■ DIRECTIONS FOR THIS TASK
Please output every line of the material as it stands, without the pictures.

/---

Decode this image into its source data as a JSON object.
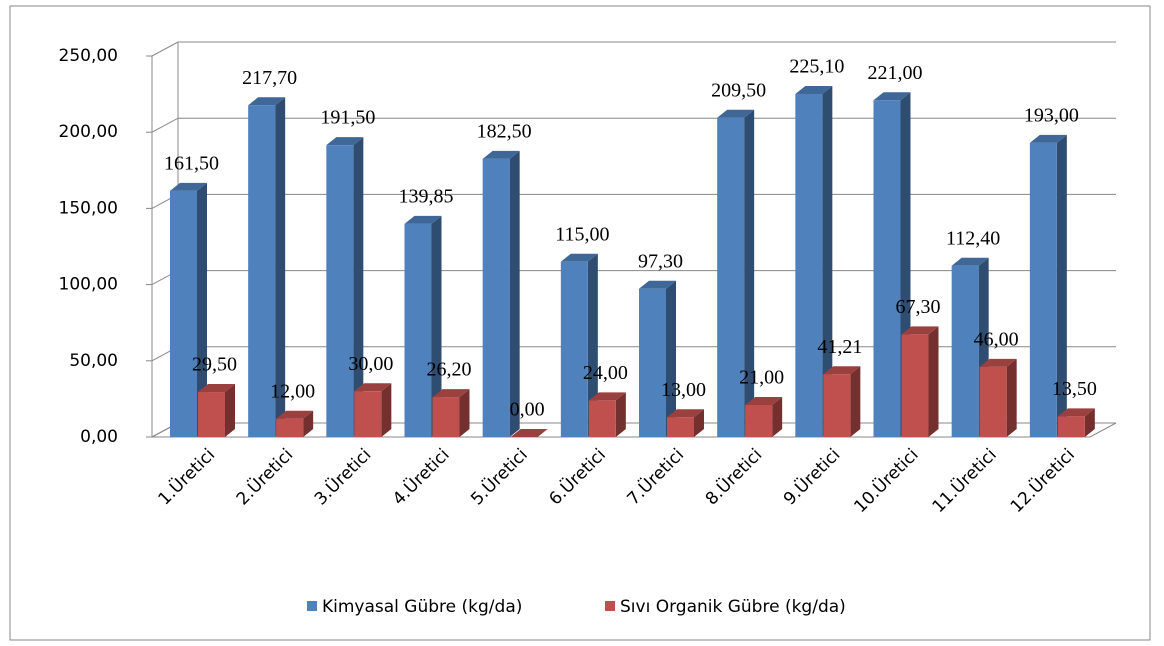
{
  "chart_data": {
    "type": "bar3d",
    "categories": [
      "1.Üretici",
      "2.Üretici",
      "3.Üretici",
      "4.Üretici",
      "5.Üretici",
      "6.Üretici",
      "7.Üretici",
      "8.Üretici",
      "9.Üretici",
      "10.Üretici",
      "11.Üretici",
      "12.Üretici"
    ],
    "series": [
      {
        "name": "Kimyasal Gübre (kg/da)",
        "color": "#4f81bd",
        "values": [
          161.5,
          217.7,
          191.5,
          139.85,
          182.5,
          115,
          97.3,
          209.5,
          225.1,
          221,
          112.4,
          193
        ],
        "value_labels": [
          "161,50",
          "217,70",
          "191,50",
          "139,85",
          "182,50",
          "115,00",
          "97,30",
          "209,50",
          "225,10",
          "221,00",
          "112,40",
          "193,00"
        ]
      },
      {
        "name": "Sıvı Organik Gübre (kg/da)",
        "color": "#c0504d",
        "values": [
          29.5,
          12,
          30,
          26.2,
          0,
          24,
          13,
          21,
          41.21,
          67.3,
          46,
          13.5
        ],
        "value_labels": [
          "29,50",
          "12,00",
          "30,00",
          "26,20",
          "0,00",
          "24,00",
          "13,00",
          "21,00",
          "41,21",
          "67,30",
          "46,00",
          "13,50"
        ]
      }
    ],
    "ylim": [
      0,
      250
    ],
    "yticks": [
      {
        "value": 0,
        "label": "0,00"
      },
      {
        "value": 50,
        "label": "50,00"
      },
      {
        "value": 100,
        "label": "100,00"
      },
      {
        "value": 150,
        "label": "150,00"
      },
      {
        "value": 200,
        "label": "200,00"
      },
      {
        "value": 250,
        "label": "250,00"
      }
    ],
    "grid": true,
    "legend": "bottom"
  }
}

\---

■ SOLUTION TO THIS PROBLEM
Decode this image into its source data as a JSON object.
{
  "chart_data": {
    "type": "bar3d",
    "categories": [
      "1.Üretici",
      "2.Üretici",
      "3.Üretici",
      "4.Üretici",
      "5.Üretici",
      "6.Üretici",
      "7.Üretici",
      "8.Üretici",
      "9.Üretici",
      "10.Üretici",
      "11.Üretici",
      "12.Üretici"
    ],
    "series": [
      {
        "name": "Kimyasal Gübre (kg/da)",
        "color": "#4f81bd",
        "values": [
          161.5,
          217.7,
          191.5,
          139.85,
          182.5,
          115,
          97.3,
          209.5,
          225.1,
          221,
          112.4,
          193
        ],
        "value_labels": [
          "161,50",
          "217,70",
          "191,50",
          "139,85",
          "182,50",
          "115,00",
          "97,30",
          "209,50",
          "225,10",
          "221,00",
          "112,40",
          "193,00"
        ]
      },
      {
        "name": "Sıvı Organik Gübre (kg/da)",
        "color": "#c0504d",
        "values": [
          29.5,
          12,
          30,
          26.2,
          0,
          24,
          13,
          21,
          41.21,
          67.3,
          46,
          13.5
        ],
        "value_labels": [
          "29,50",
          "12,00",
          "30,00",
          "26,20",
          "0,00",
          "24,00",
          "13,00",
          "21,00",
          "41,21",
          "67,30",
          "46,00",
          "13,50"
        ]
      }
    ],
    "ylim": [
      0,
      250
    ],
    "yticks": [
      {
        "value": 0,
        "label": "0,00"
      },
      {
        "value": 50,
        "label": "50,00"
      },
      {
        "value": 100,
        "label": "100,00"
      },
      {
        "value": 150,
        "label": "150,00"
      },
      {
        "value": 200,
        "label": "200,00"
      },
      {
        "value": 250,
        "label": "250,00"
      }
    ],
    "grid": true,
    "legend": "bottom"
  }
}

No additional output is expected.